__Collection entries__.

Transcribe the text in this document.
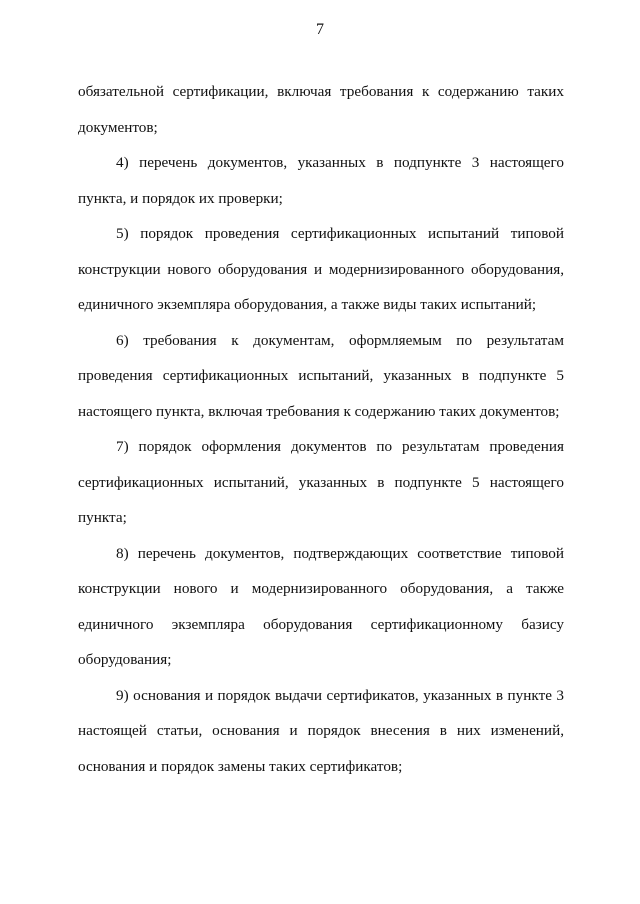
7
обязательной сертификации, включая требования к содержанию таких
документов;
4) перечень документов, указанных в подпункте 3 настоящего
пункта, и порядок их проверки;
5) порядок проведения сертификационных испытаний типовой
конструкции нового оборудования и модернизированного оборудования,
единичного экземпляра оборудования, а также виды таких испытаний;
6) требования к документам, оформляемым по результатам
проведения сертификационных испытаний, указанных в подпункте 5
настоящего пункта, включая требования к содержанию таких документов;
7) порядок оформления документов по результатам проведения
сертификационных испытаний, указанных в подпункте 5 настоящего
пункта;
8) перечень документов, подтверждающих соответствие типовой
конструкции нового и модернизированного оборудования, а также
единичного экземпляра оборудования сертификационному базису
оборудования;
9) основания и порядок выдачи сертификатов, указанных в пункте 3
настоящей статьи, основания и порядок внесения в них изменений,
основания и порядок замены таких сертификатов;
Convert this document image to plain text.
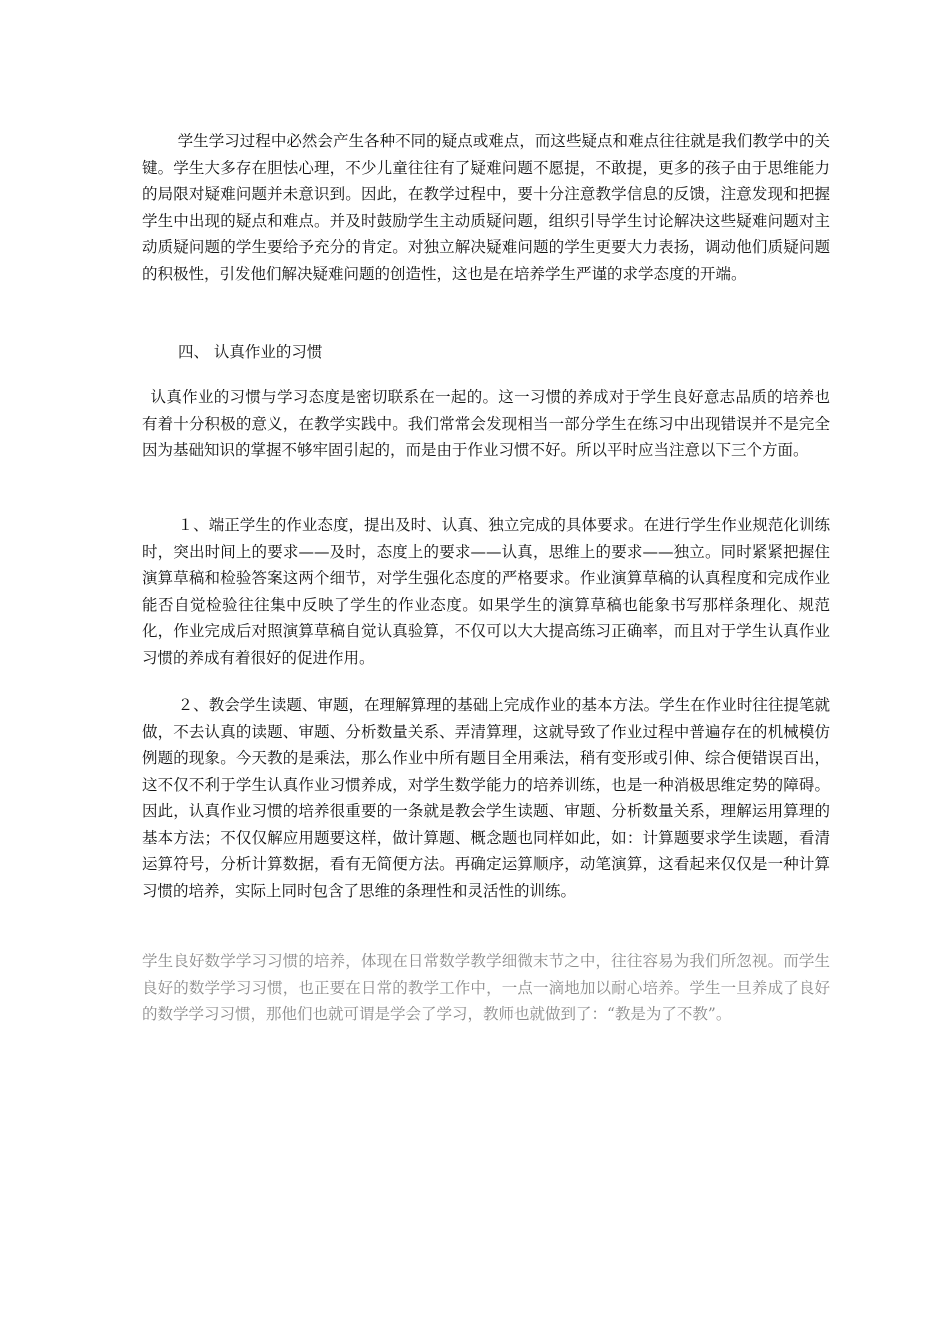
学生学习过程中必然会产生各种不同的疑点或难点，而这些疑点和难点往往就是我们教学中的关键。学生大多存在胆怯心理，不少儿童往往有了疑难问题不愿提，不敢提，更多的孩子由于思维能力的局限对疑难问题并未意识到。因此，在教学过程中，要十分注意教学信息的反馈，注意发现和把握学生中出现的疑点和难点。并及时鼓励学生主动质疑问题，组织引导学生讨论解决这些疑难问题对主动质疑问题的学生要给予充分的肯定。对独立解决疑难问题的学生更要大力表扬，调动他们质疑问题的积极性，引发他们解决疑难问题的创造性，这也是在培养学生严谨的求学态度的开端。

四、 认真作业的习惯

认真作业的习惯与学习态度是密切联系在一起的。这一习惯的养成对于学生良好意志品质的培养也有着十分积极的意义，在教学实践中。我们常常会发现相当一部分学生在练习中出现错误并不是完全因为基础知识的掌握不够牢固引起的，而是由于作业习惯不好。所以平时应当注意以下三个方面。

１、端正学生的作业态度，提出及时、认真、独立完成的具体要求。在进行学生作业规范化训练时，突出时间上的要求——及时，态度上的要求——认真，思维上的要求——独立。同时紧紧把握住演算草稿和检验答案这两个细节，对学生强化态度的严格要求。作业演算草稿的认真程度和完成作业能否自觉检验往往集中反映了学生的作业态度。如果学生的演算草稿也能象书写那样条理化、规范化，作业完成后对照演算草稿自觉认真验算，不仅可以大大提高练习正确率，而且对于学生认真作业习惯的养成有着很好的促进作用。

２、教会学生读题、审题，在理解算理的基础上完成作业的基本方法。学生在作业时往往提笔就做，不去认真的读题、审题、分析数量关系、弄清算理，这就导致了作业过程中普遍存在的机械模仿例题的现象。今天教的是乘法，那么作业中所有题目全用乘法，稍有变形或引伸、综合便错误百出，这不仅不利于学生认真作业习惯养成，对学生数学能力的培养训练，也是一种消极思维定势的障碍。因此，认真作业习惯的培养很重要的一条就是教会学生读题、审题、分析数量关系，理解运用算理的基本方法；不仅仅解应用题要这样，做计算题、概念题也同样如此，如：计算题要求学生读题，看清运算符号，分析计算数据，看有无简便方法。再确定运算顺序，动笔演算，这看起来仅仅是一种计算习惯的培养，实际上同时包含了思维的条理性和灵活性的训练。

学生良好数学学习习惯的培养，体现在日常数学教学细微末节之中，往往容易为我们所忽视。而学生良好的数学学习习惯，也正要在日常的教学工作中，一点一滴地加以耐心培养。学生一旦养成了良好的数学学习习惯，那他们也就可谓是学会了学习，教师也就做到了：“教是为了不教”。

__STATED TASK__. Return all the entries word for word, but omit any pictures they contain.

__SOLVED PROBLEM__.
Transcribe the text in this document.
7
обязательной сертификации, включая требования к содержанию таких
документов;
4) перечень документов, указанных в подпункте 3 настоящего
пункта, и порядок их проверки;
5) порядок проведения сертификационных испытаний типовой
конструкции нового оборудования и модернизированного оборудования,
единичного экземпляра оборудования, а также виды таких испытаний;
6) требования к документам, оформляемым по результатам
проведения сертификационных испытаний, указанных в подпункте 5
настоящего пункта, включая требования к содержанию таких документов;
7) порядок оформления документов по результатам проведения
сертификационных испытаний, указанных в подпункте 5 настоящего
пункта;
8) перечень документов, подтверждающих соответствие типовой
конструкции нового и модернизированного оборудования, а также
единичного экземпляра оборудования сертификационному базису
оборудования;
9) основания и порядок выдачи сертификатов, указанных в пункте 3
настоящей статьи, основания и порядок внесения в них изменений,
основания и порядок замены таких сертификатов;
Convert this document image to plain text.
学生学习过程中必然会产生各种不同的疑点或难点，而这些疑点和难点往往就是我们教学中的关键。学生大多存在胆怯心理，不少儿童往往有了疑难问题不愿提，不敢提，更多的孩子由于思维能力的局限对疑难问题并未意识到。因此，在教学过程中，要十分注意教学信息的反馈，注意发现和把握学生中出现的疑点和难点。并及时鼓励学生主动质疑问题，组织引导学生讨论解决这些疑难问题对主动质疑问题的学生要给予充分的肯定。对独立解决疑难问题的学生更要大力表扬，调动他们质疑问题的积极性，引发他们解决疑难问题的创造性，这也是在培养学生严谨的求学态度的开端。

四、 认真作业的习惯

认真作业的习惯与学习态度是密切联系在一起的。这一习惯的养成对于学生良好意志品质的培养也有着十分积极的意义，在教学实践中。我们常常会发现相当一部分学生在练习中出现错误并不是完全因为基础知识的掌握不够牢固引起的，而是由于作业习惯不好。所以平时应当注意以下三个方面。

１、端正学生的作业态度，提出及时、认真、独立完成的具体要求。在进行学生作业规范化训练时，突出时间上的要求——及时，态度上的要求——认真，思维上的要求——独立。同时紧紧把握住演算草稿和检验答案这两个细节，对学生强化态度的严格要求。作业演算草稿的认真程度和完成作业能否自觉检验往往集中反映了学生的作业态度。如果学生的演算草稿也能象书写那样条理化、规范化，作业完成后对照演算草稿自觉认真验算，不仅可以大大提高练习正确率，而且对于学生认真作业习惯的养成有着很好的促进作用。

２、教会学生读题、审题，在理解算理的基础上完成作业的基本方法。学生在作业时往往提笔就做，不去认真的读题、审题、分析数量关系、弄清算理，这就导致了作业过程中普遍存在的机械模仿例题的现象。今天教的是乘法，那么作业中所有题目全用乘法，稍有变形或引伸、综合便错误百出，这不仅不利于学生认真作业习惯养成，对学生数学能力的培养训练，也是一种消极思维定势的障碍。因此，认真作业习惯的培养很重要的一条就是教会学生读题、审题、分析数量关系，理解运用算理的基本方法；不仅仅解应用题要这样，做计算题、概念题也同样如此，如：计算题要求学生读题，看清运算符号，分析计算数据，看有无简便方法。再确定运算顺序，动笔演算，这看起来仅仅是一种计算习惯的培养，实际上同时包含了思维的条理性和灵活性的训练。

学生良好数学学习习惯的培养，体现在日常数学教学细微末节之中，往往容易为我们所忽视。而学生良好的数学学习习惯，也正要在日常的教学工作中，一点一滴地加以耐心培养。学生一旦养成了良好的数学学习习惯，那他们也就可谓是学会了学习，教师也就做到了：“教是为了不教”。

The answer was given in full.